**Given information:**
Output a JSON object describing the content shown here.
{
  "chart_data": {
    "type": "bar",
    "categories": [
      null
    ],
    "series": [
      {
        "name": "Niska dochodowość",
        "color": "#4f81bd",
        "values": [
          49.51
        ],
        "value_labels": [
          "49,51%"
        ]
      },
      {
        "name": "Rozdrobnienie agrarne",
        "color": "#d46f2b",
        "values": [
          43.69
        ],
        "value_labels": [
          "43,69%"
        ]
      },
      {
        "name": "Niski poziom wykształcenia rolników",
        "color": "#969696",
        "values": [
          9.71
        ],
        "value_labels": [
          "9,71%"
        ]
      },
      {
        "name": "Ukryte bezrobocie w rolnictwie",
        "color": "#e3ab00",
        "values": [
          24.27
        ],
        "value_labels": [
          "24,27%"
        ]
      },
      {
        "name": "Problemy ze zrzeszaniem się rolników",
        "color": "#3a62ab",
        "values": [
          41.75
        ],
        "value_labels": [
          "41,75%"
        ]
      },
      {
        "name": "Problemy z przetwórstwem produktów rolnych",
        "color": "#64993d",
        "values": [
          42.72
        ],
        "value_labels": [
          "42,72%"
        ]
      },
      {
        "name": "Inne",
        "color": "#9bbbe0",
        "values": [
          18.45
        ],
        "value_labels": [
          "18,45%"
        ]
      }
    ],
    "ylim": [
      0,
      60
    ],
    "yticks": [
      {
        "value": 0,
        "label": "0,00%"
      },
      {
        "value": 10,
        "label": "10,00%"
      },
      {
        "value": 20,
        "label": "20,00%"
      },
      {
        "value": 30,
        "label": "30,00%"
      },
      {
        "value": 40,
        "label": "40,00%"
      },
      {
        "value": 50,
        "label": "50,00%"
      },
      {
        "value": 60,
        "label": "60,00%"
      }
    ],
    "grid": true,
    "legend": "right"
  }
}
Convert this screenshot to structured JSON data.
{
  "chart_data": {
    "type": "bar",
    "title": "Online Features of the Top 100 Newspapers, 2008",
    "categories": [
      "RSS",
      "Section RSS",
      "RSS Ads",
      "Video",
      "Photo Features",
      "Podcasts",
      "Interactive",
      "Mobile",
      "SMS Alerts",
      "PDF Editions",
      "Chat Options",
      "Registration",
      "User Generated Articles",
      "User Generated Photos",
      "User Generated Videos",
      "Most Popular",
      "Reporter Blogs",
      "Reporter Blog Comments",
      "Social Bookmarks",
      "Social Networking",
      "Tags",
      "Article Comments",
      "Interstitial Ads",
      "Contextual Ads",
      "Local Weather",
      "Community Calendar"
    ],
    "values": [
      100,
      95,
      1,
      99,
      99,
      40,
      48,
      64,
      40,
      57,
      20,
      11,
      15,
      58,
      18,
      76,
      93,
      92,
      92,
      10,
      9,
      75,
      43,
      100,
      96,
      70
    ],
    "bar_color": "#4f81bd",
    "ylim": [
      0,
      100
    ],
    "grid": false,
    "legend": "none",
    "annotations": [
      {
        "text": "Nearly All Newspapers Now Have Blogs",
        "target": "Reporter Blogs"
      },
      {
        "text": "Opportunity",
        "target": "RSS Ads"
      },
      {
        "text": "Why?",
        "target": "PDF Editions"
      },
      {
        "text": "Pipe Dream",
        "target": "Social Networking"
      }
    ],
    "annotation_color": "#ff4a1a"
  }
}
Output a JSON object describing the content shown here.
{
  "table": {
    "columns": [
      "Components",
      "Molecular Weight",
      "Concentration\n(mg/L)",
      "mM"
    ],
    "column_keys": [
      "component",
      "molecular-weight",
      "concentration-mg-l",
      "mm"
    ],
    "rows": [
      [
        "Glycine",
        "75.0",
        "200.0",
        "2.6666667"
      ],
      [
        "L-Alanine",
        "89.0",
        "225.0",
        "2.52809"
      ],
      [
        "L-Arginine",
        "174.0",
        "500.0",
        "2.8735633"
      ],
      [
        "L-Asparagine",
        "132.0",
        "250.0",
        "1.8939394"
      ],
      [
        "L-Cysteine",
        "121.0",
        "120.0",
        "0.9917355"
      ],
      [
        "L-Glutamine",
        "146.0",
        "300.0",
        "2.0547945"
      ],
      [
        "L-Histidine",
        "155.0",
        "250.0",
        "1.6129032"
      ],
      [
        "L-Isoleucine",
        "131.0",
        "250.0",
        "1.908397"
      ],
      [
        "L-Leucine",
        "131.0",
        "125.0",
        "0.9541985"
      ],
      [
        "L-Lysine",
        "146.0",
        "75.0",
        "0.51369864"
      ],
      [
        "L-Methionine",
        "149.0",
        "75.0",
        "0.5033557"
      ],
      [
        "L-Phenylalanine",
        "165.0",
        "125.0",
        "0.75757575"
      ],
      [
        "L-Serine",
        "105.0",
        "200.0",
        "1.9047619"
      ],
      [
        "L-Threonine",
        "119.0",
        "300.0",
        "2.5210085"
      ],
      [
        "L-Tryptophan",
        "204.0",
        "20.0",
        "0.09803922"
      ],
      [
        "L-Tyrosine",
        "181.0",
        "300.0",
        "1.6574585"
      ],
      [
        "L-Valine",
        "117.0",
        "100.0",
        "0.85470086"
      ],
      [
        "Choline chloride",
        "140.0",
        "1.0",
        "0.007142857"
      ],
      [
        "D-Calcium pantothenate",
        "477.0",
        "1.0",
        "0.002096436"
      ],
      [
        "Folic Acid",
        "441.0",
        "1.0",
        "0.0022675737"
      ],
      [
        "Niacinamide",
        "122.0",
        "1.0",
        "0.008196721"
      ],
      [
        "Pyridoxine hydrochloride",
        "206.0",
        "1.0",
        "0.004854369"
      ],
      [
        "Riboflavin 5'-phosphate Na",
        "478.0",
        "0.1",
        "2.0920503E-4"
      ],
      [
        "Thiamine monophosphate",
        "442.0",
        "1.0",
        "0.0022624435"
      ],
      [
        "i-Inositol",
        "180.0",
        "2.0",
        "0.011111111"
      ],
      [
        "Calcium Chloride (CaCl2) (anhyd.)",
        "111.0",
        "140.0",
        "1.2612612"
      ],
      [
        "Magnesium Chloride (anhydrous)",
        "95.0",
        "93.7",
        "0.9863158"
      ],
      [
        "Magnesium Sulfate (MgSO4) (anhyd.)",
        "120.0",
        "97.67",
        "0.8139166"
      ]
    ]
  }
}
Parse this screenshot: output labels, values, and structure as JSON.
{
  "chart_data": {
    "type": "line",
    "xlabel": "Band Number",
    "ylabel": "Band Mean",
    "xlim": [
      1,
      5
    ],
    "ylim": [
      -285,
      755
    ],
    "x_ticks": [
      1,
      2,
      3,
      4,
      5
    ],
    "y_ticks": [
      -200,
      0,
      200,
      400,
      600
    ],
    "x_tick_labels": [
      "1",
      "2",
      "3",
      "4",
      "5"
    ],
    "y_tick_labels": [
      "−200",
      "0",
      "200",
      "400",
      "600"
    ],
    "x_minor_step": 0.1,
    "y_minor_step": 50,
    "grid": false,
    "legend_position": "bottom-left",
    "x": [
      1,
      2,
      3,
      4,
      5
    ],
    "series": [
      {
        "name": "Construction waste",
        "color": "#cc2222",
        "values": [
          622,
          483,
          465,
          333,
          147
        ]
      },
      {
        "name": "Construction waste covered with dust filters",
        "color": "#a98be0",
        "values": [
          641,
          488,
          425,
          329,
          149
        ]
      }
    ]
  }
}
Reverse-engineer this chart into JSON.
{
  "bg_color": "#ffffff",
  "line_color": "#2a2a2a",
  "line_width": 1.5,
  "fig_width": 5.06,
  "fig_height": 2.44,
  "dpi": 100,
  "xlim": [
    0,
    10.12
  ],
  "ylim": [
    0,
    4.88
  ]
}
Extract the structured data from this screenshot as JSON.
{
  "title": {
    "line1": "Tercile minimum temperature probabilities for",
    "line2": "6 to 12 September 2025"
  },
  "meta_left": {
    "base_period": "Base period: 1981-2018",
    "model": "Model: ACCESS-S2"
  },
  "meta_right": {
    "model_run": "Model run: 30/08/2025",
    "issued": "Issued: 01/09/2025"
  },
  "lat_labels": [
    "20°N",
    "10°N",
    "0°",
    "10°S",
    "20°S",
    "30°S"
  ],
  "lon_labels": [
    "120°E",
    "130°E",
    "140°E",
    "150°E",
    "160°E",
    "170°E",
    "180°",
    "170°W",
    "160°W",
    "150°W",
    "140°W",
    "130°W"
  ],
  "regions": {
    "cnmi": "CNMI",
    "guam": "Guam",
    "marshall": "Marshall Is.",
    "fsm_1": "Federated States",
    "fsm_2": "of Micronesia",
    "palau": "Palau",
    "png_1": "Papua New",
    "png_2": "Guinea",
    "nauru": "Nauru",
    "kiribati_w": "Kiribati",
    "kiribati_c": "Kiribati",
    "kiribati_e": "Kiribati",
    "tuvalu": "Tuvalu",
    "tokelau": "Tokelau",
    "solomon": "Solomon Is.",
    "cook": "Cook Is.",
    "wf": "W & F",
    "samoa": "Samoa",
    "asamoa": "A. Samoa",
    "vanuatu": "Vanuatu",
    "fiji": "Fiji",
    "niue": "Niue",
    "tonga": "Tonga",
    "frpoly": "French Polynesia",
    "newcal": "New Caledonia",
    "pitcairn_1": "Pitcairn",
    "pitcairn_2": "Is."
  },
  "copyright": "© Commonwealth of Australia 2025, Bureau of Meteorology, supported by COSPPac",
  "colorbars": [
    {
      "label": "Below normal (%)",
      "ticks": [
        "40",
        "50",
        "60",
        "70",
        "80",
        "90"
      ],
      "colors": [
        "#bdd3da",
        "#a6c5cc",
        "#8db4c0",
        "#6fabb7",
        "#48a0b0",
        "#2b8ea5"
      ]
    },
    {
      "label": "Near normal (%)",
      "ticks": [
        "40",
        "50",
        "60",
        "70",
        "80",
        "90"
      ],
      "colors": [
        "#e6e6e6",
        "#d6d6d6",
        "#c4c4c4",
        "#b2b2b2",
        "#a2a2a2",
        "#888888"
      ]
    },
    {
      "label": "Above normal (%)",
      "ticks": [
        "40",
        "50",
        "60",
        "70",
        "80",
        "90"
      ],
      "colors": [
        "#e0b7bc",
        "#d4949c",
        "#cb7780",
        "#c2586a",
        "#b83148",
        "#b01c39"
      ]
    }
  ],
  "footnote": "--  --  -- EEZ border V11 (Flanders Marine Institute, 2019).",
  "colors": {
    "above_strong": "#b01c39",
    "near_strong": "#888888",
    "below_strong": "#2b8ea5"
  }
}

**Your task:** For the listing above, identify each line bearing "rolników".

**The reply:**
        "name": "Niski poziom wykształcenia rolników",
        "name": "Problemy ze zrzeszaniem się rolników",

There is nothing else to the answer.